» **PROBLEM DESCRIPTION**
Provide an exact reproduction of every entry.

***** GIVEN DATA

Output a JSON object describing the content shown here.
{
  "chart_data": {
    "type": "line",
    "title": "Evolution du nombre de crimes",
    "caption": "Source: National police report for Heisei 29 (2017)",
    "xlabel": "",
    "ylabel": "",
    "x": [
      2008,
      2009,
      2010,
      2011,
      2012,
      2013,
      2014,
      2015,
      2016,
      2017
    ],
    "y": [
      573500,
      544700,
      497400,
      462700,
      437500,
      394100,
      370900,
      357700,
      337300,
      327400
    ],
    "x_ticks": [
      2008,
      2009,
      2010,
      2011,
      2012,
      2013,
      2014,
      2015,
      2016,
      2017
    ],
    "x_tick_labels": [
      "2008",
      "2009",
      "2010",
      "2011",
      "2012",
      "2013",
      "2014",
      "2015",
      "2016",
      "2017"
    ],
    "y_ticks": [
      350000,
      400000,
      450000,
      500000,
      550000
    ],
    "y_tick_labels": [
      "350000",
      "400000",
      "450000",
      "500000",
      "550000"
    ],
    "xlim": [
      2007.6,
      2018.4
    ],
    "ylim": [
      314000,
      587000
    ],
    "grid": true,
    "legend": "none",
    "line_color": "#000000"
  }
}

**********

» **WRITTEN RESPONSE**
Output a JSON object describing the content shown here.
{
  "chart_data": {
    "type": "line",
    "title": "Evolution du nombre de crimes",
    "caption": "Source: National police report for Heisei 29 (2017)",
    "xlabel": "",
    "ylabel": "",
    "x": [
      2008,
      2009,
      2010,
      2011,
      2012,
      2013,
      2014,
      2015,
      2016,
      2017
    ],
    "y": [
      573500,
      544700,
      497400,
      462700,
      437500,
      394100,
      370900,
      357700,
      337300,
      327400
    ],
    "x_ticks": [
      2008,
      2009,
      2010,
      2011,
      2012,
      2013,
      2014,
      2015,
      2016,
      2017
    ],
    "x_tick_labels": [
      "2008",
      "2009",
      "2010",
      "2011",
      "2012",
      "2013",
      "2014",
      "2015",
      "2016",
      "2017"
    ],
    "y_ticks": [
      350000,
      400000,
      450000,
      500000,
      550000
    ],
    "y_tick_labels": [
      "350000",
      "400000",
      "450000",
      "500000",
      "550000"
    ],
    "xlim": [
      2007.6,
      2018.4
    ],
    "ylim": [
      314000,
      587000
    ],
    "grid": true,
    "legend": "none",
    "line_color": "#000000"
  }
}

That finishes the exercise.